§ Record excerpts
----

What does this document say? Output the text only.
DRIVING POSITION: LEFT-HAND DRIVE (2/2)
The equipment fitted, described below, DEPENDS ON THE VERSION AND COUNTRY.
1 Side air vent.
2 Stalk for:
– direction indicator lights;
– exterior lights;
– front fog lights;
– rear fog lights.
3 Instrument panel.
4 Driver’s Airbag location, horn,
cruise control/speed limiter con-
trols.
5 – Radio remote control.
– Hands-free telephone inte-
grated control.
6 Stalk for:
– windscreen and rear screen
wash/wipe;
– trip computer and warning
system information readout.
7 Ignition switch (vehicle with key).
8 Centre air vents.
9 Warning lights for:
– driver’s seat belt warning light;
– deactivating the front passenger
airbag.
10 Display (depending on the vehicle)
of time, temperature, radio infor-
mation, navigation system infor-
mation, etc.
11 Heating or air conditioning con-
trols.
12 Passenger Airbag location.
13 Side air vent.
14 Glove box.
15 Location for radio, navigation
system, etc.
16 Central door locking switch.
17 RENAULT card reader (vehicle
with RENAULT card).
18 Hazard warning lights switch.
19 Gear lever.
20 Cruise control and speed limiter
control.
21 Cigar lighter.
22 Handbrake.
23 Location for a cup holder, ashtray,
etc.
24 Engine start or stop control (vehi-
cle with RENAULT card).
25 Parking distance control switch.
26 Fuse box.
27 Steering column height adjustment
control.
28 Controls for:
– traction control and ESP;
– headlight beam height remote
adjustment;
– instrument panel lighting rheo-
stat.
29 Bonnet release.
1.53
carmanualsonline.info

----

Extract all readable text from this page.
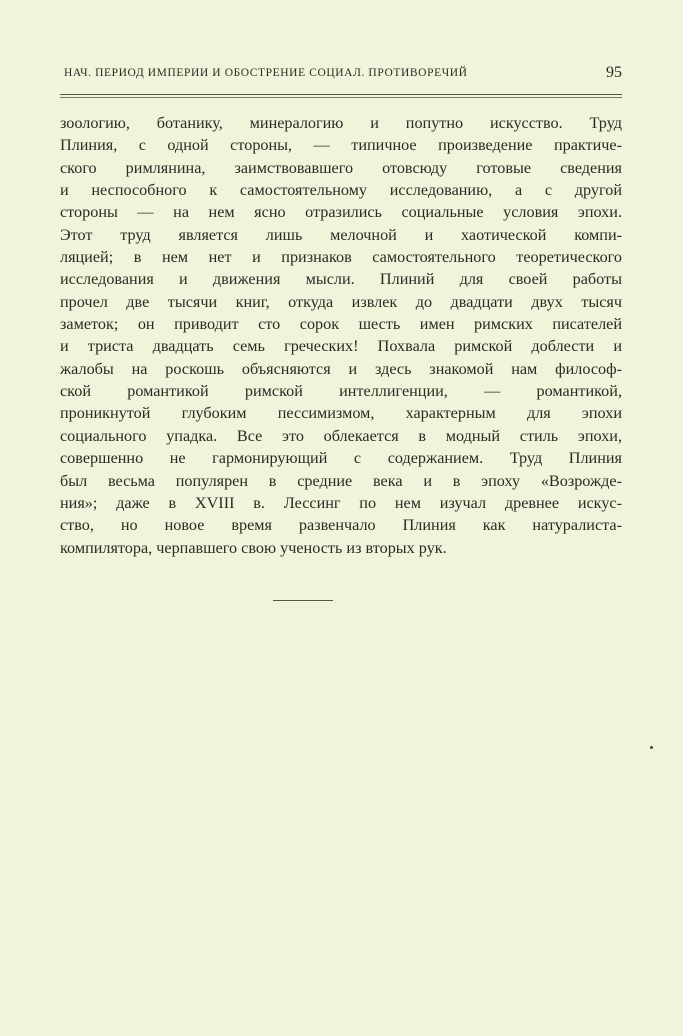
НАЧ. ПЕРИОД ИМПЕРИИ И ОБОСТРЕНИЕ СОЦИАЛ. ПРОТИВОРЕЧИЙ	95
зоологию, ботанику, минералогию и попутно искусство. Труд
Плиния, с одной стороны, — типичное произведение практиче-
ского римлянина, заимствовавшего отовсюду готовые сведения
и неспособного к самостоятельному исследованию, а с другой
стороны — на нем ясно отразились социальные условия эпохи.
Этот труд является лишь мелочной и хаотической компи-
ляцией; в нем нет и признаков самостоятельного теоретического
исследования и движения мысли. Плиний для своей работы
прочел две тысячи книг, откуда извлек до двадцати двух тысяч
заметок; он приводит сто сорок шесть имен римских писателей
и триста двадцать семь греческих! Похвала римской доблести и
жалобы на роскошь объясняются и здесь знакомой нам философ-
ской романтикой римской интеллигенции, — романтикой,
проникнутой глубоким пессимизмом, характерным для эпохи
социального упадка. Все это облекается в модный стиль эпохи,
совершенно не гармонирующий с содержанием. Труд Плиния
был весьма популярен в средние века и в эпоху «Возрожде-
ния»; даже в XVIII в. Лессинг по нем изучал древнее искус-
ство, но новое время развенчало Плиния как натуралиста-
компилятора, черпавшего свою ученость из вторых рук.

----

§ Requirement
Using the entries above, return each line in which the word "rear" occurs.

§ Exercise result
– rear fog lights.
– windscreen and rear screen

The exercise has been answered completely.